OBJECTIVE ▸ Count every line of these entries that holds the word "techniczne", and reply with the number only.

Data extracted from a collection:

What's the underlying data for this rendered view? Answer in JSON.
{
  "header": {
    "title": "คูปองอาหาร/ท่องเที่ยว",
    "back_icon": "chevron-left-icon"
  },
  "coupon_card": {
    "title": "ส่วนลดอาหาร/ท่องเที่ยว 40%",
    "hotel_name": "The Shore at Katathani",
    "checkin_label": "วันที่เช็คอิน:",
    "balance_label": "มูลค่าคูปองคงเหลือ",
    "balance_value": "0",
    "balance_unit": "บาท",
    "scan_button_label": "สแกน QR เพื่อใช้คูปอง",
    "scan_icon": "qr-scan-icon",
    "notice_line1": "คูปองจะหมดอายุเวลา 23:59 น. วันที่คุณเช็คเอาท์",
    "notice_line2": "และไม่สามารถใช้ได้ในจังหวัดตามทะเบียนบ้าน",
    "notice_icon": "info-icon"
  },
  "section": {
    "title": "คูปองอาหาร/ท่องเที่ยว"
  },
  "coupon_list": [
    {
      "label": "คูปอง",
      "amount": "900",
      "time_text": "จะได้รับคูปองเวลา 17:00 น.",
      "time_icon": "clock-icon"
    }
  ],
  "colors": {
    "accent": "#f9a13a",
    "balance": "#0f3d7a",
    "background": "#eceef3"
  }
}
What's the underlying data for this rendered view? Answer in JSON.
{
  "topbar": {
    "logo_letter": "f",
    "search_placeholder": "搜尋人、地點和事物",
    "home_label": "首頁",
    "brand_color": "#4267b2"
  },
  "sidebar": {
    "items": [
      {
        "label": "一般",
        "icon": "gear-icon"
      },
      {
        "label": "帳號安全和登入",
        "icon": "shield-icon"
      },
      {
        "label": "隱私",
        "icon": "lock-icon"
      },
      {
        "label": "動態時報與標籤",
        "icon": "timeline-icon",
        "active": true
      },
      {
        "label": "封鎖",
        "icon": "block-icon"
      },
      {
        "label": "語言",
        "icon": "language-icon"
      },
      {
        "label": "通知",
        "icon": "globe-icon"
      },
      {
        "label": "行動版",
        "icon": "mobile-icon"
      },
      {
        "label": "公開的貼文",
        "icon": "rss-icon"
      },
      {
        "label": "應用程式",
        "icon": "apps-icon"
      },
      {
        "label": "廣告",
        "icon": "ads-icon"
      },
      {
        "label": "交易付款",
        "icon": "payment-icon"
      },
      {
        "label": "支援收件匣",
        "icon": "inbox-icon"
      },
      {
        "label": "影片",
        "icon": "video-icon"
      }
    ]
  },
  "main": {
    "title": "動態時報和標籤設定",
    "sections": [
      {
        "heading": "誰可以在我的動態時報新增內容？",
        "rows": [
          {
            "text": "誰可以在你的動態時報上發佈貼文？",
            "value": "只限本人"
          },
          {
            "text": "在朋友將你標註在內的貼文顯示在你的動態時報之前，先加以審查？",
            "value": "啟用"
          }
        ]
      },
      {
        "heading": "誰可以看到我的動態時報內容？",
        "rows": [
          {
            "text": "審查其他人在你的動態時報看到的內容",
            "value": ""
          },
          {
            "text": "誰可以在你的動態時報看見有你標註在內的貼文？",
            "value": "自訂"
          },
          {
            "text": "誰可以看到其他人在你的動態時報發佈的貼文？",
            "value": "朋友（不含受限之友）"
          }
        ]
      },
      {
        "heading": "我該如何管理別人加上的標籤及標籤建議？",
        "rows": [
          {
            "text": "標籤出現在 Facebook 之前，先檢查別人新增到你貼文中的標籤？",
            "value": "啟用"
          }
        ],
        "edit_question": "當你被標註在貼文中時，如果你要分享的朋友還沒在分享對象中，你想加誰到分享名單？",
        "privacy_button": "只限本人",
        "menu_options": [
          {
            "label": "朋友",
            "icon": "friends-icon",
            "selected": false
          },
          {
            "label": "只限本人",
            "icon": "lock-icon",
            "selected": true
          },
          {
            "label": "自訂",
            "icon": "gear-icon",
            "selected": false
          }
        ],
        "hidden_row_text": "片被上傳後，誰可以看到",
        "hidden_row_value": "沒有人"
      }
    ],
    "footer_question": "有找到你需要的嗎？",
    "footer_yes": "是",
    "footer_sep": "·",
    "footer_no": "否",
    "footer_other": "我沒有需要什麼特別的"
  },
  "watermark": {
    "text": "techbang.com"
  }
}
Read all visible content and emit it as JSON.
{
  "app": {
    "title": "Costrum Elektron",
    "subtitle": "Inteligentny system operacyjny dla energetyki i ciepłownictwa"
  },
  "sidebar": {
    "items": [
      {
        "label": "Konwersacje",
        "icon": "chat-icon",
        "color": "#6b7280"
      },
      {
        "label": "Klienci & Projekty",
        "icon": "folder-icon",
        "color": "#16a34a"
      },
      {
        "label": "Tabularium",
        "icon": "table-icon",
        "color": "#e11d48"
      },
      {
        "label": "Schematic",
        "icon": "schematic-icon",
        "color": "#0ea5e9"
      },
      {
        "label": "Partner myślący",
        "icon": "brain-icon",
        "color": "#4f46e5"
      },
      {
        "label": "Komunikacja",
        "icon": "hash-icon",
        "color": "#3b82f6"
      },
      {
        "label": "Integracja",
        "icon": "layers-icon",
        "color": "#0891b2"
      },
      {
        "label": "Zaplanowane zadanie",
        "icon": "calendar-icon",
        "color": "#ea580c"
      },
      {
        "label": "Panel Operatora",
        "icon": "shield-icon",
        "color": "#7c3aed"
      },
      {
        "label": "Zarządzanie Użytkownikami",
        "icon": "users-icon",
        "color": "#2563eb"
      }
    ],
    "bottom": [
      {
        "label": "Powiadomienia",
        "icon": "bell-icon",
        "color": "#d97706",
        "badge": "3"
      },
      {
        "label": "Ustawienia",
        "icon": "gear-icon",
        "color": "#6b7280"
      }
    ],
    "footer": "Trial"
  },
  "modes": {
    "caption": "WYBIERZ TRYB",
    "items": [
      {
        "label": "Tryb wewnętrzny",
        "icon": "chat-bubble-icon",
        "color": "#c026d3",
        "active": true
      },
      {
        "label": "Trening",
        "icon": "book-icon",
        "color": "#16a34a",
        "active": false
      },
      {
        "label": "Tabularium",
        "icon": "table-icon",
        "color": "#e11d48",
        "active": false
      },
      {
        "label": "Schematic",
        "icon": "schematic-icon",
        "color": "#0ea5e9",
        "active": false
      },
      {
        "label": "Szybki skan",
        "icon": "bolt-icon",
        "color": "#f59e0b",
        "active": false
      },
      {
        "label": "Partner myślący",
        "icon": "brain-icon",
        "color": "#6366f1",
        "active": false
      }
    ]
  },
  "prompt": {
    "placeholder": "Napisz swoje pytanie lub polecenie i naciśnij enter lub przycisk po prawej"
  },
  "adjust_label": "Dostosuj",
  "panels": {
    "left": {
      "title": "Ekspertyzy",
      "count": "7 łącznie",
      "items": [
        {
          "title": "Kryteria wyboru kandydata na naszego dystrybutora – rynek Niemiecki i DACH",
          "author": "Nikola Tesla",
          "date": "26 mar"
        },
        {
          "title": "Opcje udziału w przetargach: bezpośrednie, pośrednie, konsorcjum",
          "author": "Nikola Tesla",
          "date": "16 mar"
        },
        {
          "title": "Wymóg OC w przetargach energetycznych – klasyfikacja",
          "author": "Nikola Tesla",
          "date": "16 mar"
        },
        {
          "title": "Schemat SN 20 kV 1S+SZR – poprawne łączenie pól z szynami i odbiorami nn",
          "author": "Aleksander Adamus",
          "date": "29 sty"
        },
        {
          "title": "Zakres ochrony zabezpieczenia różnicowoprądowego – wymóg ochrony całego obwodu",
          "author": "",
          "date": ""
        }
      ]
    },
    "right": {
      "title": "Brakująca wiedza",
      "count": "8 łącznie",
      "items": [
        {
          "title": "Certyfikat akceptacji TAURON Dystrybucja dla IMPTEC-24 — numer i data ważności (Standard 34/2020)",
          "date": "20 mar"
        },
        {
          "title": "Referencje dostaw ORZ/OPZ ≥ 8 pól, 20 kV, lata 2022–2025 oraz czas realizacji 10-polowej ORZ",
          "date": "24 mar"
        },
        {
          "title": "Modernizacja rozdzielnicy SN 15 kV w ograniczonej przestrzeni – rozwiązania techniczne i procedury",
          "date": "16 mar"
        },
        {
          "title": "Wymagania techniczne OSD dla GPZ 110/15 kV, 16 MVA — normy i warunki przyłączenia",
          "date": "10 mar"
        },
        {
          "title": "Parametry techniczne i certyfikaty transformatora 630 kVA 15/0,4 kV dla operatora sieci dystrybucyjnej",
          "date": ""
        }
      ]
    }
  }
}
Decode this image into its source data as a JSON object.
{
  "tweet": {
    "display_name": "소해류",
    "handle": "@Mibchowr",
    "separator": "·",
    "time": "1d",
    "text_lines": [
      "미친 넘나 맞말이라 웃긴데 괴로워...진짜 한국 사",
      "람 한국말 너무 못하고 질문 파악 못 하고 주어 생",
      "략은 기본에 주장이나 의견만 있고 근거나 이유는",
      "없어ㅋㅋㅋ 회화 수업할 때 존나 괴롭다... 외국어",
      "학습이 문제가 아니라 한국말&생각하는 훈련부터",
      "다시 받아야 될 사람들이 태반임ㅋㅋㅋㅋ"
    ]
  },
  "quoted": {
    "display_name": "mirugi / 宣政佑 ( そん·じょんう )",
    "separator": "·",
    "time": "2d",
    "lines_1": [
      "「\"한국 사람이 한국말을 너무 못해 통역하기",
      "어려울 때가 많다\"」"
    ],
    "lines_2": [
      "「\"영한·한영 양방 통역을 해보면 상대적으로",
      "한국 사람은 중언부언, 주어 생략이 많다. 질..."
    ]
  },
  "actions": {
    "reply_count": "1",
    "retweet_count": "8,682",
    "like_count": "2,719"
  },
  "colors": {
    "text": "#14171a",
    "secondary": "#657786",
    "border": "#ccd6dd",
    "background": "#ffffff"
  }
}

REPLY ▸ 3